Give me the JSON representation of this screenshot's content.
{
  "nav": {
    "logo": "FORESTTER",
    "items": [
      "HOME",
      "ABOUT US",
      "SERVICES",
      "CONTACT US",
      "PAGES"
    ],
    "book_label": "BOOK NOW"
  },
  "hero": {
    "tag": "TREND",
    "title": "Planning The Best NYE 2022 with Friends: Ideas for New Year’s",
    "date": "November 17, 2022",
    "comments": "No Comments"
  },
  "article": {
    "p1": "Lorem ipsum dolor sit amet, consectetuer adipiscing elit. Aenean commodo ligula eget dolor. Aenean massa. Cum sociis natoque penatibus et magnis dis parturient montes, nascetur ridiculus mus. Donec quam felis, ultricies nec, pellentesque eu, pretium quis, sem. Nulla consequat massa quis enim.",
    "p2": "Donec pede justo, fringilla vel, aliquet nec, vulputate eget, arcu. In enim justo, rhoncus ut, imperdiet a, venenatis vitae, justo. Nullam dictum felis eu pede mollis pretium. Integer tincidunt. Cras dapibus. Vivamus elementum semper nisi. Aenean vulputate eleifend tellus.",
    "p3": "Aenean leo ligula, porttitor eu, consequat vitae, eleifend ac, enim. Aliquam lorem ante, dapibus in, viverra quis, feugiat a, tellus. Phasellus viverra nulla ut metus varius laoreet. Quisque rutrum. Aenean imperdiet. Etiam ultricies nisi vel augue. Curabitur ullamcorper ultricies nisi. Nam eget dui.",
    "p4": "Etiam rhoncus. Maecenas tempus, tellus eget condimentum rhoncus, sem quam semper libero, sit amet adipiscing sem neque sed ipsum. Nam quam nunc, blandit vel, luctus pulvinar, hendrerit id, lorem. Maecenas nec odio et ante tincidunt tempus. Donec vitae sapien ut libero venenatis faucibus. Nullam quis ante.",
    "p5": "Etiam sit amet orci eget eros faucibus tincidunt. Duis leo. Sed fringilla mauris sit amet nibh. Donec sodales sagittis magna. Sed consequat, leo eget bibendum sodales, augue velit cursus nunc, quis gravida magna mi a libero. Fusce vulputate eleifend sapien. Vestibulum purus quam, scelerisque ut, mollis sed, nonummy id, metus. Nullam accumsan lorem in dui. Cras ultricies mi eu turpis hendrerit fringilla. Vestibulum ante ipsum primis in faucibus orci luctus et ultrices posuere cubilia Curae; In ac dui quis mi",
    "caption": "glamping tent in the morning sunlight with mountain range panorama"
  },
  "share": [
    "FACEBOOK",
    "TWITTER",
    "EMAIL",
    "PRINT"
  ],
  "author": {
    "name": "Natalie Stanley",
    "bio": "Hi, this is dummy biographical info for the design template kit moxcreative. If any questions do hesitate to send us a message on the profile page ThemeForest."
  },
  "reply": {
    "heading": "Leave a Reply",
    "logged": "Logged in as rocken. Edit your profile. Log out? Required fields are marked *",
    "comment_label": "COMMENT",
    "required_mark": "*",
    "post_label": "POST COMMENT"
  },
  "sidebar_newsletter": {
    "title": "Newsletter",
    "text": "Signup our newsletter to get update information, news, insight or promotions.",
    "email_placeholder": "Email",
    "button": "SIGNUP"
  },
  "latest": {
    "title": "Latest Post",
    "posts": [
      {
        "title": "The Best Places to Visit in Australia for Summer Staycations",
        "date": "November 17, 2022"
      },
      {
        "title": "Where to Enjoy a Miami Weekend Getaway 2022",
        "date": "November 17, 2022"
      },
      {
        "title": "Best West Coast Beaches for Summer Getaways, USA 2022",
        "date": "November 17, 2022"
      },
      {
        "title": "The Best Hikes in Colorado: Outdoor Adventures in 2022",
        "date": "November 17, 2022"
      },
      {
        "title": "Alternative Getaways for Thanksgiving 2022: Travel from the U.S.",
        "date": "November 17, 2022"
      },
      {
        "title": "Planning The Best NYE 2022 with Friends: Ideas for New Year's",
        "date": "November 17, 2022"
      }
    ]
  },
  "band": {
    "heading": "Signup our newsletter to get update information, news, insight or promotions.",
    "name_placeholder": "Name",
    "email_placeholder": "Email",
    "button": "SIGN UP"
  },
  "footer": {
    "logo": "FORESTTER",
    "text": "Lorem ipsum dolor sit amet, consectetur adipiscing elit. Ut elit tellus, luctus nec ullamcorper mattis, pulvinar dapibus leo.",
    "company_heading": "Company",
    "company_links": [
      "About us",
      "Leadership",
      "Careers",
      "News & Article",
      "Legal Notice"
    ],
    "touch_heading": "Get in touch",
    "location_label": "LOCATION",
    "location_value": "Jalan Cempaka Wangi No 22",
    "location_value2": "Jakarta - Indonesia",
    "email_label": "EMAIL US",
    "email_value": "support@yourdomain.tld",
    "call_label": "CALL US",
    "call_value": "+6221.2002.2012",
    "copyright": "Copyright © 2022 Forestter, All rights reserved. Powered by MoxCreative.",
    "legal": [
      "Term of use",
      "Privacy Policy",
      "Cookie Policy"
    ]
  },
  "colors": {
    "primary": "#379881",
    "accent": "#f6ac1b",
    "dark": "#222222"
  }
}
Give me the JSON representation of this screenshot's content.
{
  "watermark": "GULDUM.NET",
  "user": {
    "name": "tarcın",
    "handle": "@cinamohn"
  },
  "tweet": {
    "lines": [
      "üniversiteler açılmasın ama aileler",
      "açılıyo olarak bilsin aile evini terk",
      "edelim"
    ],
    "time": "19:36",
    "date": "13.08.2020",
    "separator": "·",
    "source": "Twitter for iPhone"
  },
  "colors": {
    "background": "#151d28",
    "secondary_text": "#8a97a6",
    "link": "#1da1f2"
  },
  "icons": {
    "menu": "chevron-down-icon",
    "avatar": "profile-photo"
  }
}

####################

- _Required task_: Look through the entries above and report each line where the string "ligula" occurs.

- _Final answer_:
    "p1": "Lorem ipsum dolor sit amet, consectetuer adipiscing elit. Aenean commodo ligula eget dolor. Aenean massa. Cum sociis natoque penatibus et magnis dis parturient montes, nascetur ridiculus mus. Donec quam felis, ultricies nec, pellentesque eu, pretium quis, sem. Nulla consequat massa quis enim.",
    "p3": "Aenean leo ligula, porttitor eu, consequat vitae, eleifend ac, enim. Aliquam lorem ante, dapibus in, viverra quis, feugiat a, tellus. Phasellus viverra nulla ut metus varius laoreet. Quisque rutrum. Aenean imperdiet. Etiam ultricies nisi vel augue. Curabitur ullamcorper ultricies nisi. Nam eget dui.",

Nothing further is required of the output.